**GIVEN TASK**
Copy the lines of the records below word for word, beginning at the line that contains "y-tick-label: 0.2 [130, 457, 154, 472]" and stopping after the line that contains "Identify all the".

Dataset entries
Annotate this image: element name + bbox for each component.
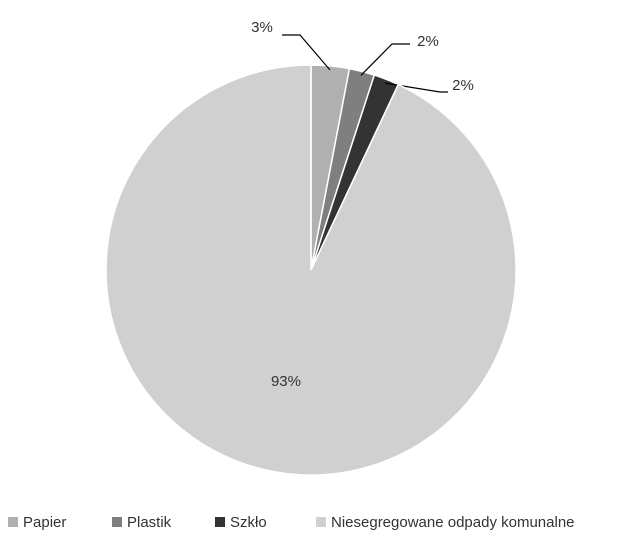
legend-swatch [112,517,122,527]
leader-line [282,34,331,71]
legend-swatch [215,517,225,527]
data-label: 2% [452,77,474,94]
data-label: 2% [417,33,439,50]
legend-swatch [8,517,18,527]
leader-line [384,82,448,93]
data-label: 93% [271,373,301,390]
legend-label: Niesegregowane odpady komunalne [331,514,575,531]
legend-label: Plastik [127,514,172,531]
pie-slice [105,64,517,476]
data-label: 3% [251,19,273,36]
legend-label: Papier [23,514,66,531]
legend-swatch [316,517,326,527]
legend-label: Szkło [230,514,267,531]
leader-line [360,43,410,76]
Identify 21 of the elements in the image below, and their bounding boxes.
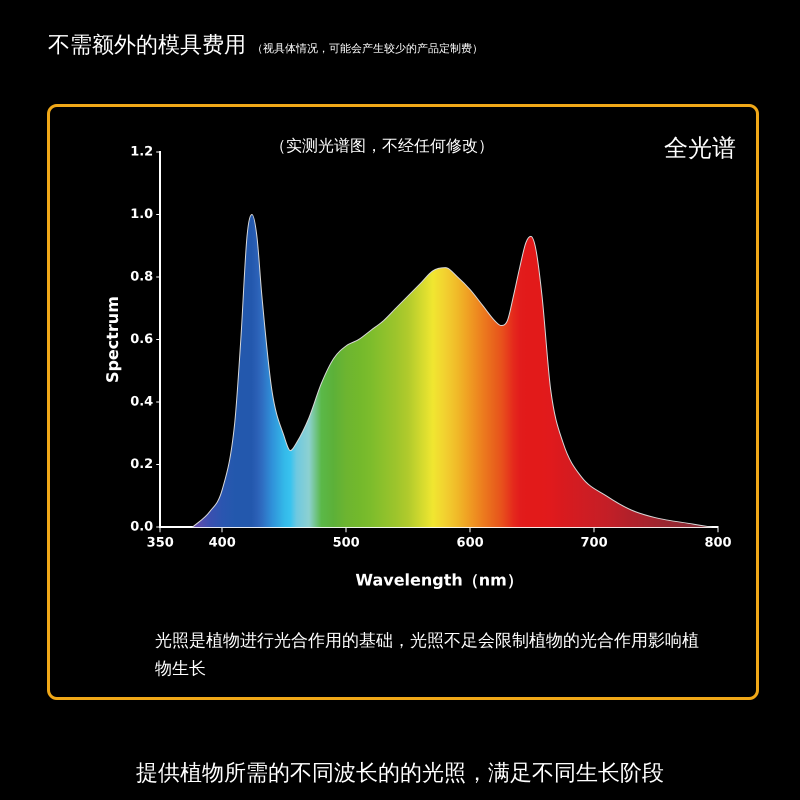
y-tick-label: 0.2 [130, 457, 154, 472]
y-tick-label: 0.4 [130, 394, 154, 410]
x-tick-label: 600 [456, 535, 484, 550]
annotation: 全光谱 [664, 133, 736, 164]
y-tick-label: 0.0 [130, 520, 154, 535]
chart-subtitle: （视具体情况，可能会产生较少的产品定制费） [252, 42, 483, 55]
x-axis-title: Wavelength（nm） [355, 570, 523, 590]
x-tick-label: 350 [146, 535, 174, 550]
x-tick-label: 400 [208, 535, 236, 550]
x-tick-label: 800 [704, 535, 732, 550]
y-axis-title: Spectrum [102, 296, 122, 384]
text: 光照是植物进行光合作用的基础，光照不足会限制植物的光合作用影响植物生长 [155, 630, 700, 681]
y-tick-label: 1.0 [130, 206, 154, 222]
y-tick-label: 1.2 [130, 144, 154, 160]
chart-title: 不需额外的模具费用 [48, 33, 246, 58]
annotation: （实测光谱图，不经任何修改） [270, 136, 494, 157]
text: 提供植物所需的不同波长的的光照，满足不同生长阶段 [135, 760, 665, 788]
x-tick-label: 500 [332, 535, 360, 550]
y-tick-label: 0.8 [130, 269, 154, 284]
y-tick-label: 0.6 [130, 332, 154, 347]
x-tick-label: 700 [580, 535, 608, 550]
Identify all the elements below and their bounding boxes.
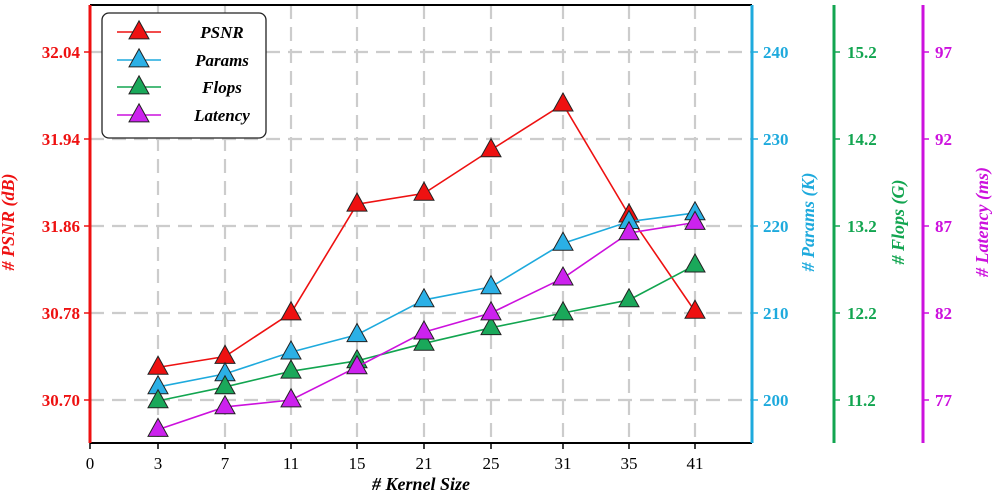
params-tick-label-0: 200	[763, 391, 789, 410]
psnr-tick-label-0: 30.70	[42, 391, 80, 410]
x-axis-label: # Kernel Size	[371, 474, 470, 494]
x-tick-label-8: 35	[621, 454, 638, 473]
series-psnr-marker-2	[280, 300, 302, 321]
series-params-marker-4	[413, 287, 435, 308]
params-tick-label-1: 210	[763, 304, 789, 323]
series-psnr-marker-4	[413, 181, 435, 201]
legend: PSNR Params Flops Latency	[101, 12, 267, 139]
series-psnr-marker-5	[480, 137, 502, 158]
flops-tick-label-1: 12.2	[847, 304, 877, 323]
x-tick-label-5: 21	[416, 454, 433, 473]
series-psnr-marker-3	[346, 192, 368, 212]
flops-tick-label-4: 15.2	[847, 43, 877, 62]
psnr-tick-label-1: 30.78	[42, 304, 80, 323]
x-tick-label-4: 15	[349, 454, 366, 473]
params-axis-label: # Params (K)	[798, 173, 819, 273]
series-psnr-marker-1	[214, 344, 236, 364]
series-flops-marker-2	[280, 359, 302, 379]
series-flops-marker-4	[413, 331, 435, 351]
series-latency-marker-0	[147, 417, 169, 437]
series-latency-marker-8	[684, 210, 706, 230]
series-latency-marker-3	[346, 354, 368, 375]
x-tick-label-7: 31	[555, 454, 572, 473]
psnr-tick-label-2: 31.86	[42, 217, 80, 236]
flops-tick-label-0: 11.2	[847, 391, 876, 410]
flops-axis-label: # Flops (G)	[888, 180, 909, 266]
axes: 0 3 7 11 15 21 25 31 35 41 # Kernel Size 30.70 30.78…	[0, 4, 993, 494]
series-latency-marker-5	[480, 300, 502, 321]
x-tick-label-1: 3	[154, 454, 163, 473]
params-tick-label-3: 230	[763, 130, 789, 149]
series-psnr-marker-6	[552, 92, 574, 112]
legend-params-label: Params	[194, 51, 249, 70]
x-tick-label-9: 41	[687, 454, 704, 473]
legend-psnr-marker	[128, 19, 150, 40]
series-latency-marker-6	[552, 266, 574, 286]
legend-params-marker	[128, 47, 150, 68]
params-tick-label-4: 240	[763, 43, 789, 62]
x-tick-label-2: 7	[221, 454, 230, 473]
series-latency-marker-7	[618, 220, 640, 241]
latency-tick-label-4: 97	[935, 43, 953, 62]
psnr-tick-label-4: 32.04	[42, 43, 81, 62]
legend-latency-marker	[128, 102, 150, 123]
latency-axis-label: # Latency (ms)	[972, 167, 993, 278]
series-flops-marker-5	[480, 315, 502, 336]
series	[147, 92, 706, 437]
series-latency-marker-4	[413, 319, 435, 340]
legend-latency-label: Latency	[193, 106, 250, 125]
latency-tick-label-3: 92	[935, 130, 952, 149]
series-latency-marker-2	[280, 387, 302, 408]
series-flops-marker-7	[618, 287, 640, 308]
series-params-marker-5	[480, 274, 502, 295]
series-flops-marker-0	[147, 388, 169, 409]
psnr-axis-label: # PSNR (dB)	[0, 173, 19, 271]
x-tick-label-6: 25	[483, 454, 500, 473]
series-psnr-marker-0	[147, 355, 169, 375]
legend-box	[101, 12, 267, 139]
latency-tick-label-2: 87	[935, 217, 953, 236]
params-tick-label-2: 220	[763, 217, 789, 236]
x-tick-label-3: 11	[283, 454, 299, 473]
series-params-marker-3	[346, 322, 368, 343]
flops-tick-label-2: 13.2	[847, 217, 877, 236]
series-latency-marker-1	[214, 394, 236, 415]
flops-tick-label-3: 14.2	[847, 130, 877, 149]
series-flops-marker-1	[214, 374, 236, 395]
latency-tick-label-0: 77	[935, 391, 953, 410]
x-tick-label-0: 0	[86, 454, 95, 473]
psnr-tick-label-3: 31.94	[42, 130, 81, 149]
series-params-marker-6	[552, 231, 574, 251]
legend-psnr-label: PSNR	[199, 23, 243, 42]
latency-tick-label-1: 82	[935, 304, 952, 323]
series-flops-marker-8	[684, 252, 706, 273]
series-params-marker-2	[280, 339, 302, 360]
legend-flops-marker	[128, 74, 150, 95]
series-flops-marker-6	[552, 300, 574, 321]
series-psnr-marker-8	[684, 299, 706, 319]
legend-flops-label: Flops	[201, 78, 242, 97]
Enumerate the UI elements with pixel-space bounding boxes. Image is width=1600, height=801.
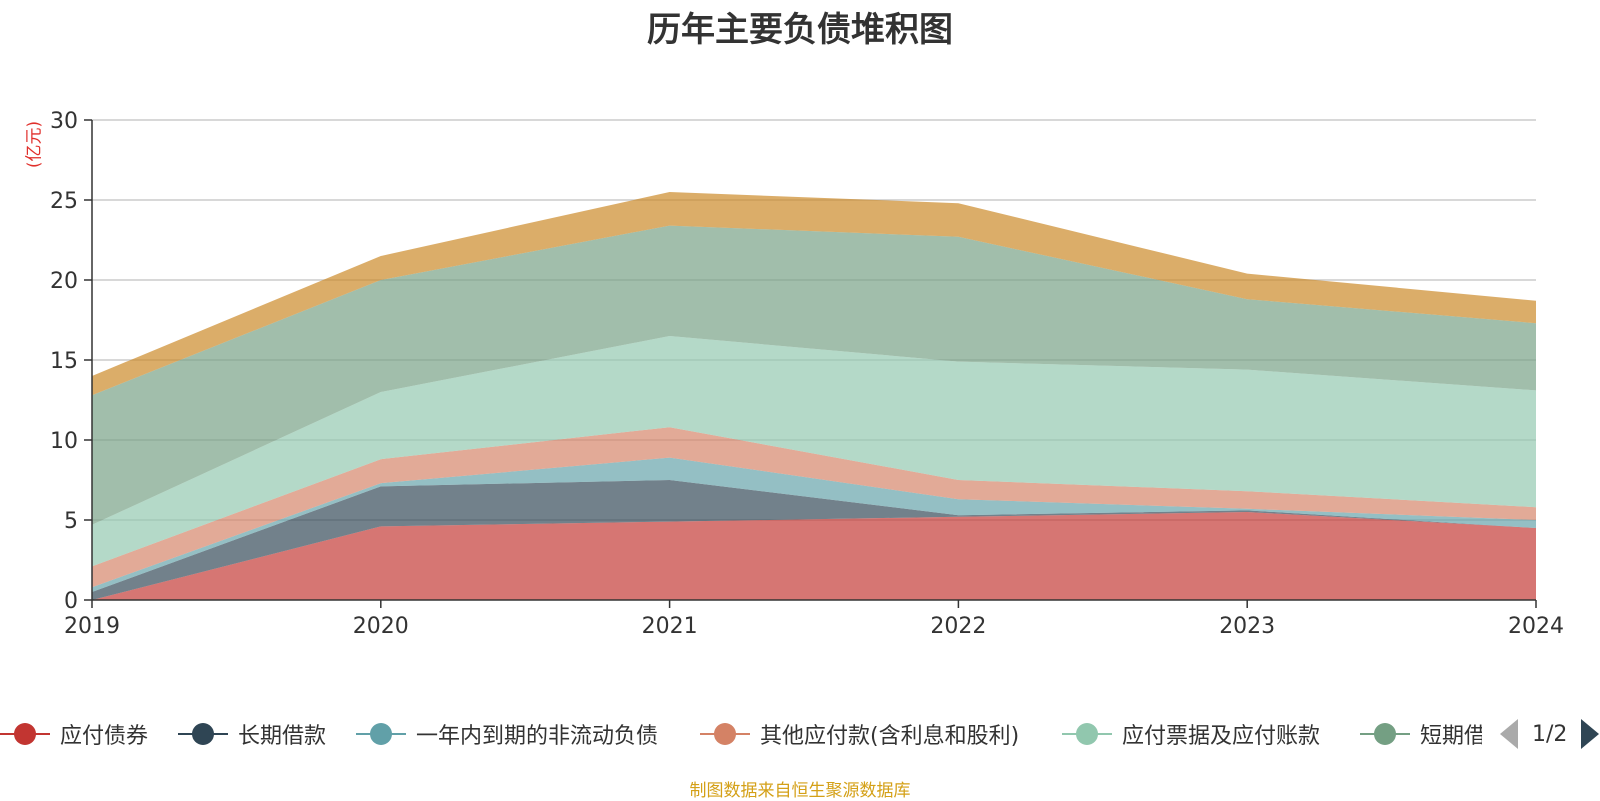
legend-item[interactable]: 应付债券	[0, 712, 148, 756]
legend-item[interactable]: 应付票据及应付账款	[1062, 712, 1320, 756]
legend-label: 其他应付款(含利息和股利)	[760, 724, 1020, 749]
legend-marker-icon	[0, 722, 50, 746]
area-series[interactable]	[92, 192, 1536, 396]
chart-title: 历年主要负债堆积图	[647, 10, 953, 50]
y-tick-label: 20	[50, 269, 78, 294]
stacked-area-chart: 0 5 10 15 20 25 30 2019 2020 2021 2022 2023 2024	[50, 109, 1564, 639]
y-tick-label: 30	[50, 109, 78, 134]
source-note: 制图数据来自恒生聚源数据库	[689, 781, 911, 801]
legend-label: 短期借款	[1420, 724, 1482, 749]
legend-label: 应付票据及应付账款	[1122, 724, 1321, 749]
legend-item[interactable]: 一年内到期的非流动负债	[356, 712, 658, 756]
area-series[interactable]	[92, 480, 1536, 600]
legend-label: 一年内到期的非流动负债	[416, 724, 659, 749]
x-tick-label: 2023	[1219, 614, 1275, 639]
area-series[interactable]	[92, 336, 1536, 567]
legend-next-page-icon[interactable]	[1581, 719, 1600, 749]
legend-pager: 1/2	[1500, 716, 1600, 752]
y-tick-label: 0	[64, 589, 78, 614]
x-tick-label: 2019	[64, 614, 120, 639]
legend-label: 应付债券	[60, 724, 149, 749]
x-tick-label: 2024	[1508, 614, 1564, 639]
y-tick-label: 15	[50, 349, 78, 374]
area-series[interactable]	[92, 427, 1536, 588]
area-series[interactable]	[92, 225, 1536, 525]
y-tick-label: 10	[50, 429, 78, 454]
legend-marker-icon	[178, 722, 228, 746]
x-tick-label: 2020	[353, 614, 409, 639]
x-tick-label: 2021	[642, 614, 698, 639]
legend-marker-icon	[1360, 722, 1410, 746]
y-tick-label: 25	[50, 189, 78, 214]
legend: 应付债券 长期借款 一年内到期的非流动负债 其他应付款(含利息和股利) 应付票据及应付账…	[0, 712, 1482, 756]
area-series[interactable]	[92, 512, 1536, 600]
legend-page-indicator: 1/2	[1532, 721, 1568, 747]
legend-viewport: 应付债券 长期借款 一年内到期的非流动负债 其他应付款(含利息和股利) 应付票据及应付账…	[0, 712, 1482, 756]
y-tick-label: 5	[64, 509, 78, 534]
legend-marker-icon	[1062, 722, 1112, 746]
legend-marker-icon	[700, 722, 750, 746]
legend-marker-icon	[356, 722, 406, 746]
legend-item[interactable]: 短期借款	[1360, 712, 1482, 756]
area-series[interactable]	[92, 457, 1536, 592]
legend-item[interactable]: 其他应付款(含利息和股利)	[700, 712, 1019, 756]
legend-prev-page-icon[interactable]	[1500, 719, 1518, 749]
legend-label: 长期借款	[238, 724, 327, 749]
x-tick-label: 2022	[930, 614, 986, 639]
legend-item[interactable]: 长期借款	[178, 712, 326, 756]
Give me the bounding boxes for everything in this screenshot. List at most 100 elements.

**EXERCISE SOLUTION**
y-tick-label: 0.2 [130, 457, 154, 472]
y-tick-label: 0.4 [130, 394, 154, 410]
x-tick-label: 600 [456, 535, 484, 550]
annotation: 全光谱 [664, 133, 736, 164]
y-tick-label: 0.0 [130, 520, 154, 535]
chart-subtitle: （视具体情况，可能会产生较少的产品定制费） [252, 42, 483, 55]
x-axis-title: Wavelength（nm） [355, 570, 523, 590]
x-tick-label: 350 [146, 535, 174, 550]
x-tick-label: 400 [208, 535, 236, 550]
x-tick-label: 800 [704, 535, 732, 550]
y-axis-title: Spectrum [102, 296, 122, 384]
text: 光照是植物进行光合作用的基础，光照不足会限制植物的光合作用影响植物生长 [155, 630, 700, 681]
y-tick-label: 1.0 [130, 206, 154, 222]
y-tick-label: 1.2 [130, 144, 154, 160]
chart-title: 不需额外的模具费用 [48, 33, 246, 58]
annotation: （实测光谱图，不经任何修改） [270, 136, 494, 157]
text: 提供植物所需的不同波长的的光照，满足不同生长阶段 [135, 760, 665, 788]
x-tick-label: 500 [332, 535, 360, 550]
y-tick-label: 0.8 [130, 269, 154, 284]
y-tick-label: 0.6 [130, 332, 154, 347]
x-tick-label: 700 [580, 535, 608, 550]
Identify all the elements below and their bounding boxes.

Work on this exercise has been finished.